### What this task involves
In the entries below, identify every line with the string "Change" and copy it.

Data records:
** START **

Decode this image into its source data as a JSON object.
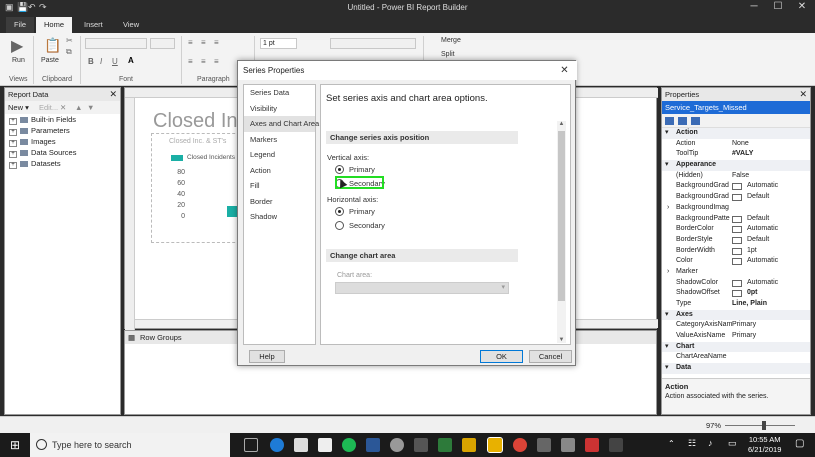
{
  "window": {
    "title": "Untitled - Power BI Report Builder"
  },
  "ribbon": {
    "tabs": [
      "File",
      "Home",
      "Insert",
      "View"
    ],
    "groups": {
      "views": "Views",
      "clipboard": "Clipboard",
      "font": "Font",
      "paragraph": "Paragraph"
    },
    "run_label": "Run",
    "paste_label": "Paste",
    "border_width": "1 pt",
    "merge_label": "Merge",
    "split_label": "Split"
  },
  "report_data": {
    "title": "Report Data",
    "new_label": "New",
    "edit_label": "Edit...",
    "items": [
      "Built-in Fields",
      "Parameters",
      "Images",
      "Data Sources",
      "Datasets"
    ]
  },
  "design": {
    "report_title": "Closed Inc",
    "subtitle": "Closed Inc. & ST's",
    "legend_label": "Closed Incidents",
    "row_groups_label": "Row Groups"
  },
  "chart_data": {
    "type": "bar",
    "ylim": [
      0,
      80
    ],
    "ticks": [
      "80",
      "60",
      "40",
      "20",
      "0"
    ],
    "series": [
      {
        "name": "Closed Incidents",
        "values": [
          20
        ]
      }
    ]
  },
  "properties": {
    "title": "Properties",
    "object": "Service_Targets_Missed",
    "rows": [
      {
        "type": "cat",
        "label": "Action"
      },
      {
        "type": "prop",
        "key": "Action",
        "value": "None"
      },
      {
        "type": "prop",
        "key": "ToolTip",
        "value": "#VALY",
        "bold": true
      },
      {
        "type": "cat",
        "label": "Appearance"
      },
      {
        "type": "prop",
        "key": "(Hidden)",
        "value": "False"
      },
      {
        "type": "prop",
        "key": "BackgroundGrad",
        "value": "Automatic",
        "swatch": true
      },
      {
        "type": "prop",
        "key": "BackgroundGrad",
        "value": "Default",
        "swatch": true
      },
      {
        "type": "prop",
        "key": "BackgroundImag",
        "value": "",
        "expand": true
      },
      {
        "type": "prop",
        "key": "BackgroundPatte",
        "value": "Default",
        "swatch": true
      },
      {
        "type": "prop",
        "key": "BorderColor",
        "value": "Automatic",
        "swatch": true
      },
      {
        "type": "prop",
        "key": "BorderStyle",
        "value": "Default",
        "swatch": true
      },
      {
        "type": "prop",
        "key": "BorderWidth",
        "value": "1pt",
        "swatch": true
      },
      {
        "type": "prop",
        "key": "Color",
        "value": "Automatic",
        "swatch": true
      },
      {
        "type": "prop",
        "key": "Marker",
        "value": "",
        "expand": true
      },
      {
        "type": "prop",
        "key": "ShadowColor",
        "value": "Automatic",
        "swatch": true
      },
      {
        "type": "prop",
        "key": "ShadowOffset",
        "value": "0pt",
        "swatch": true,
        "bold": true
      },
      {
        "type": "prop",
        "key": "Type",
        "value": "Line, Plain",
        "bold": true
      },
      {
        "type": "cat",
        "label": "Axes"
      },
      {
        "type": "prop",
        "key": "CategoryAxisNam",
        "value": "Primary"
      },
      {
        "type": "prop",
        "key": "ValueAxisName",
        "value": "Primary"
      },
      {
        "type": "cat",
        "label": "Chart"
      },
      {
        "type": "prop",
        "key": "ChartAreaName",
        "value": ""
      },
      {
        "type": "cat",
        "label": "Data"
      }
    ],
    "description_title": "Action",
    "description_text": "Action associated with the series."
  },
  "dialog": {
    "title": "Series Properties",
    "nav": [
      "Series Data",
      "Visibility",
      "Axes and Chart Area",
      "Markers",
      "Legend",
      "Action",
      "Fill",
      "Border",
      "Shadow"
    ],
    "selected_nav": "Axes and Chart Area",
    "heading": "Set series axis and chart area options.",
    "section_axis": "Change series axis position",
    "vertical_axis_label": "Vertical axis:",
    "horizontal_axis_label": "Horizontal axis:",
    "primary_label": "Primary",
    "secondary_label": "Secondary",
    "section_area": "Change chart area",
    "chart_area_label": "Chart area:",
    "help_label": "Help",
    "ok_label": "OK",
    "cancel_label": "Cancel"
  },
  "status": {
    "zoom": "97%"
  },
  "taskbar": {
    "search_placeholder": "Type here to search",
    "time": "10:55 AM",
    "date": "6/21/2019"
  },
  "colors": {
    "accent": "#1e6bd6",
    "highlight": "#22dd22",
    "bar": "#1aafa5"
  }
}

** END **

### Output of the exercise
    "section_axis": "Change series axis position",
    "section_area": "Change chart area",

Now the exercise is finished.